The exercise => Show, in full, each line of the data that contains "time".

-------------------------

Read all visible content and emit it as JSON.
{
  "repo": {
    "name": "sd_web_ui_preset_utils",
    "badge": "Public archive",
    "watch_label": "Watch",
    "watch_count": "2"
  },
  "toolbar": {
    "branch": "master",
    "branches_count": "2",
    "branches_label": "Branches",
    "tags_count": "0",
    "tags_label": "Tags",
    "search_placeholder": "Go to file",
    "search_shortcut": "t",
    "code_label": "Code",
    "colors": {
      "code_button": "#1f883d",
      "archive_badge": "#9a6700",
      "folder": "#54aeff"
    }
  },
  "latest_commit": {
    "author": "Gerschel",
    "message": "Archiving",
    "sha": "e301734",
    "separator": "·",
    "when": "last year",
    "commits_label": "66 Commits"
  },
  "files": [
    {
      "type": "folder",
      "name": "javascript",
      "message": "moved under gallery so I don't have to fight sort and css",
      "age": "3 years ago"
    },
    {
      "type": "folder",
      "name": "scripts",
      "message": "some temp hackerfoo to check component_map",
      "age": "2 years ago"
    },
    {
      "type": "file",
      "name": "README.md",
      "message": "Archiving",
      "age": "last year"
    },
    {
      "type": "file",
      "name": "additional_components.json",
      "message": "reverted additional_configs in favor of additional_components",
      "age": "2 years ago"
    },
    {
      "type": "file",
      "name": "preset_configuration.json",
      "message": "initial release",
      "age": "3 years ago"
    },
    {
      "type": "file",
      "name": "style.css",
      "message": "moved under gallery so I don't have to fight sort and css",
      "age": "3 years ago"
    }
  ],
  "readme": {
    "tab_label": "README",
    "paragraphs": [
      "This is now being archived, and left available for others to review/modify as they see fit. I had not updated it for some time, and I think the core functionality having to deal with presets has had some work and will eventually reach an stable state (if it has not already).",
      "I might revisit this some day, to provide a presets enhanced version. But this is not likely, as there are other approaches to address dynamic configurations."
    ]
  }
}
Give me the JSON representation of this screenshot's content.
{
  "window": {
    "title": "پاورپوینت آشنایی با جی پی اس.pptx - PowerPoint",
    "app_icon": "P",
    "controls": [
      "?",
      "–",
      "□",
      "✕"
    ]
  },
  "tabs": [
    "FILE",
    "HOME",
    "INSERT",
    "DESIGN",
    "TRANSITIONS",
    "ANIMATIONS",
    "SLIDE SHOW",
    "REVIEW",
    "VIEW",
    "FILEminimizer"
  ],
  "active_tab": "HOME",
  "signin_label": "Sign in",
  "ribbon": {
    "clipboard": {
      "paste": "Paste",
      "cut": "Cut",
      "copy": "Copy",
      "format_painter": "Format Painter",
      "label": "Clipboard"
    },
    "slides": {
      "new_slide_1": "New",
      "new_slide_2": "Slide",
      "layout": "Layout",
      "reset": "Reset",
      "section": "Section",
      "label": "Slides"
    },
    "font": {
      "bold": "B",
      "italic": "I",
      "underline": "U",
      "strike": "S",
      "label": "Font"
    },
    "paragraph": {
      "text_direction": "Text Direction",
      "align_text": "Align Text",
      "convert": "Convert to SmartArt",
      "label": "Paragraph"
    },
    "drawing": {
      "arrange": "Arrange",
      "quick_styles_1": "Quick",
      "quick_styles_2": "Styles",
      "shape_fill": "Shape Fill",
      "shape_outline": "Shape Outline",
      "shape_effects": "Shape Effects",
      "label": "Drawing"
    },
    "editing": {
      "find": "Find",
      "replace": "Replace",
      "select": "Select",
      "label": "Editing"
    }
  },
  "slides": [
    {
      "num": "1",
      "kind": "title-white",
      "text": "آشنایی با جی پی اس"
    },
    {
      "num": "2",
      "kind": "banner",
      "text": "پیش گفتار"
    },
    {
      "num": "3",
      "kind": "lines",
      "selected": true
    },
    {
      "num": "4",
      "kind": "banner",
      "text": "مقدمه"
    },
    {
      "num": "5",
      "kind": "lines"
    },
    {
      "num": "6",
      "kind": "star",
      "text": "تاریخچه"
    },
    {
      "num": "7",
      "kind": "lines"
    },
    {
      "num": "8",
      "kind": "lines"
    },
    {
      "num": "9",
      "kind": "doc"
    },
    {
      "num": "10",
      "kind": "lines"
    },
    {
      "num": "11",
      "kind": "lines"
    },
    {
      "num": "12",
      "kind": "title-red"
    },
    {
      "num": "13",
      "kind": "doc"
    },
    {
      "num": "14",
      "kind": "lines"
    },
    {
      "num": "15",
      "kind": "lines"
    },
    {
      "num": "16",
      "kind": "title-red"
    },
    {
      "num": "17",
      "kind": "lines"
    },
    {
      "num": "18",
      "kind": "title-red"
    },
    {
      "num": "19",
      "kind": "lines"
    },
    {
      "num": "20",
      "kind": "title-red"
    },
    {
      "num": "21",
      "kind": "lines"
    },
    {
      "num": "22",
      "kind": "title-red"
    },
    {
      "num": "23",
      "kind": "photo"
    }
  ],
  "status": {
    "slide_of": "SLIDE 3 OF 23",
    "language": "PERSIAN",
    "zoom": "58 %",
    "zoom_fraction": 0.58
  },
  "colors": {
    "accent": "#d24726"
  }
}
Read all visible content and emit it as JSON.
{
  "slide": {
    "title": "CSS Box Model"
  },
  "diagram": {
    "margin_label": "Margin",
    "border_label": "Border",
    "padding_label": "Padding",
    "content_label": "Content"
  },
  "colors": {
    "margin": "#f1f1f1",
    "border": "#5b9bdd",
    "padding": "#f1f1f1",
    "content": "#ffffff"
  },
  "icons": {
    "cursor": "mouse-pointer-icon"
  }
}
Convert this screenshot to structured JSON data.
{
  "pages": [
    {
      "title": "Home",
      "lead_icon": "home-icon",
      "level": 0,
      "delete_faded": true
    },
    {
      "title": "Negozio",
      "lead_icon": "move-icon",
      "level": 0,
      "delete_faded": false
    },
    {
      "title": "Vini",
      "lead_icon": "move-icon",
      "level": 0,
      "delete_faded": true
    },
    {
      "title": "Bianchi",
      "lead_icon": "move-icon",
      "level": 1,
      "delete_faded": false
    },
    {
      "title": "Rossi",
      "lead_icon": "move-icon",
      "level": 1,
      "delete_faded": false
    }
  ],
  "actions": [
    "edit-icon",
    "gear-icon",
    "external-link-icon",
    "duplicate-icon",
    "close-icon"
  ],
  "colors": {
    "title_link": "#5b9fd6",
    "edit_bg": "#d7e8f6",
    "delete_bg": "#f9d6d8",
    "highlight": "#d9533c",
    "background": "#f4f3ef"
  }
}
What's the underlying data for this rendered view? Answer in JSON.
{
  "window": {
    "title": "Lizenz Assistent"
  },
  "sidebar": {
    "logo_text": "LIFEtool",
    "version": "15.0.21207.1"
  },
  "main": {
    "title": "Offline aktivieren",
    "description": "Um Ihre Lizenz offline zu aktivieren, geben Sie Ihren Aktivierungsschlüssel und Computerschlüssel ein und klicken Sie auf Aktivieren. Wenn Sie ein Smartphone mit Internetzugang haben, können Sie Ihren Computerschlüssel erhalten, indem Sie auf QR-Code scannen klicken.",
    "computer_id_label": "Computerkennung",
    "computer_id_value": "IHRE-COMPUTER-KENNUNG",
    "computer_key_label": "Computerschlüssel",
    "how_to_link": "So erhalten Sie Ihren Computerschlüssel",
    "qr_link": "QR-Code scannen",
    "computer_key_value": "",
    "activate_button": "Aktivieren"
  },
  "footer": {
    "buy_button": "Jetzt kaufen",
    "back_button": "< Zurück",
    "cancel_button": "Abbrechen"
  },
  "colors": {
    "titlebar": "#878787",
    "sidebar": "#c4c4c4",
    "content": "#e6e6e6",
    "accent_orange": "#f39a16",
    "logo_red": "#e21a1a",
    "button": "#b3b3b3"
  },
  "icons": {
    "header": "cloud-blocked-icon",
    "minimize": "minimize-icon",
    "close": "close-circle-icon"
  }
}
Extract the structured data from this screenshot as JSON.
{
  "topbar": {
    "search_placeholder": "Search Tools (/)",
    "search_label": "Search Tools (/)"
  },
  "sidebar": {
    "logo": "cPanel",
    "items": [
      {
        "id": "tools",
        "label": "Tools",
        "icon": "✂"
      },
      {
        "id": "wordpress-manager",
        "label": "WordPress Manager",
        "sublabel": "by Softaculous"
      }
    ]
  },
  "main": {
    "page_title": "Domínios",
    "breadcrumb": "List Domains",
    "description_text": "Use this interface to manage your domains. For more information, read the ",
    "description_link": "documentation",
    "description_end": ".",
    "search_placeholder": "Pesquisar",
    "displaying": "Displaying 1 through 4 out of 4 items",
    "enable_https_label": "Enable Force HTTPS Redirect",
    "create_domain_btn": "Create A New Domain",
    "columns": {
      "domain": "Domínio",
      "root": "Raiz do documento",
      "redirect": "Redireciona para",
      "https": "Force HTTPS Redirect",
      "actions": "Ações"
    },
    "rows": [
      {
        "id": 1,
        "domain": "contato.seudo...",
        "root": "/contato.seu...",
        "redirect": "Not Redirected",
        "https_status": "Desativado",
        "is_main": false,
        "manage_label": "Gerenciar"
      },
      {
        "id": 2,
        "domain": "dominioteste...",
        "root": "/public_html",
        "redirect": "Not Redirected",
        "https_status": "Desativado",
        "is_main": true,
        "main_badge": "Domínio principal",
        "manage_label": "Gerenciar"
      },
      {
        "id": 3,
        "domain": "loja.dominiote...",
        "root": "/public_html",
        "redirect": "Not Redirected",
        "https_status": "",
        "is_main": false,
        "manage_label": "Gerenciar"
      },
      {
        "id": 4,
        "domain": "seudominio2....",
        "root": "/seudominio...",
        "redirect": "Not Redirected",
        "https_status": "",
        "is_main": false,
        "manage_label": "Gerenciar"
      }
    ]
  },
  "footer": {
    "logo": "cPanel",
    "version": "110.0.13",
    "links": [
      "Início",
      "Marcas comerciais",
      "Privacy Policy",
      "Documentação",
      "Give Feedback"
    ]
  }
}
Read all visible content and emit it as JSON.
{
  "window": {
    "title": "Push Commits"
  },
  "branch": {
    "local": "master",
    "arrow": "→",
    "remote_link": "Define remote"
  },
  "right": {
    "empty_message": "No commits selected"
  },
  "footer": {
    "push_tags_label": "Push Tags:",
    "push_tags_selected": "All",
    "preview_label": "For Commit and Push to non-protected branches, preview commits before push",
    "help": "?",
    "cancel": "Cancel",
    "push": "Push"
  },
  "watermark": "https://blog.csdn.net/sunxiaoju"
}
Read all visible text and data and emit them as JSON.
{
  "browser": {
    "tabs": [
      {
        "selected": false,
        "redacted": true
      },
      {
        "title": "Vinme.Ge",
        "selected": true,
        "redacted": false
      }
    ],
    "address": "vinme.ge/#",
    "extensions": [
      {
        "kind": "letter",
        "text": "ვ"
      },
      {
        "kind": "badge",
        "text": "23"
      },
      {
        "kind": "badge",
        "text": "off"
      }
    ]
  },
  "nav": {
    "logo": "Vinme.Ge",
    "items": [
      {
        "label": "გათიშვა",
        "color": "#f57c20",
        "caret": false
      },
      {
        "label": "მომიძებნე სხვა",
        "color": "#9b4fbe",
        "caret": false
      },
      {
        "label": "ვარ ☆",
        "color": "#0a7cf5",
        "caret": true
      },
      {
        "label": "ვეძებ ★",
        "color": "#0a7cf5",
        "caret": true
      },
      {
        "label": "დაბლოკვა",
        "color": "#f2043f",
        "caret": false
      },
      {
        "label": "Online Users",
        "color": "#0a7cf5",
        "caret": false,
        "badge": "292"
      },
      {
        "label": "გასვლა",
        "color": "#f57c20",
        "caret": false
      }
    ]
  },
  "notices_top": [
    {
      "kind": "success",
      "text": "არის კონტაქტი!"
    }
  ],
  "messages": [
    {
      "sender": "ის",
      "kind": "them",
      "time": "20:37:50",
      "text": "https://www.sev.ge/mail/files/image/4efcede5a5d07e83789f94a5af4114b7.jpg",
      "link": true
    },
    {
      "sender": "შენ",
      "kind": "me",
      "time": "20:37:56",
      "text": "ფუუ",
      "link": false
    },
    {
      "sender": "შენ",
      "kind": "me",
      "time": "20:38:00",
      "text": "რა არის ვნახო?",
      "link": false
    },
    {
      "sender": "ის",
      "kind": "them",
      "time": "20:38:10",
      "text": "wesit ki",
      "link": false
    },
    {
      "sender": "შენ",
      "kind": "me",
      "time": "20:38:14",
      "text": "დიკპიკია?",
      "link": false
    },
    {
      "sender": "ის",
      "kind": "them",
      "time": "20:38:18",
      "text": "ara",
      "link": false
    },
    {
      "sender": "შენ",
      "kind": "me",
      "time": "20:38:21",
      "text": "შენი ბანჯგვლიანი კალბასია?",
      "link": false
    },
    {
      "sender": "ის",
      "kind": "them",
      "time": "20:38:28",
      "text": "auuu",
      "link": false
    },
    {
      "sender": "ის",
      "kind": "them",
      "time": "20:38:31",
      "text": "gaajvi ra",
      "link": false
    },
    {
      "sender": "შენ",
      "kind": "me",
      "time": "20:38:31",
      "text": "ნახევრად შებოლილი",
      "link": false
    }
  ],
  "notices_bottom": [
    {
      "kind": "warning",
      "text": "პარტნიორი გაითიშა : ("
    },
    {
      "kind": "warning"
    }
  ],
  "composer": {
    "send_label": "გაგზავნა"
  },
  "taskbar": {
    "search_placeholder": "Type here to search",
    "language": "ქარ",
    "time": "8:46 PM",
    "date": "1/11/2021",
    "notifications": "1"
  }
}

-------------------------

Exercise solution =>
      "This is now being archived, and left available for others to review/modify as they see fit. I had not updated it for some time, and I think the core functionality having to deal with presets has had some work and will eventually reach an stable state (if it has not already).",
      "time": "20:37:50",
      "time": "20:37:56",
      "time": "20:38:00",
      "time": "20:38:10",
      "time": "20:38:14",
      "time": "20:38:18",
      "time": "20:38:21",
      "time": "20:38:28",
      "time": "20:38:31",
      "time": "20:38:31",
    "time": "8:46 PM",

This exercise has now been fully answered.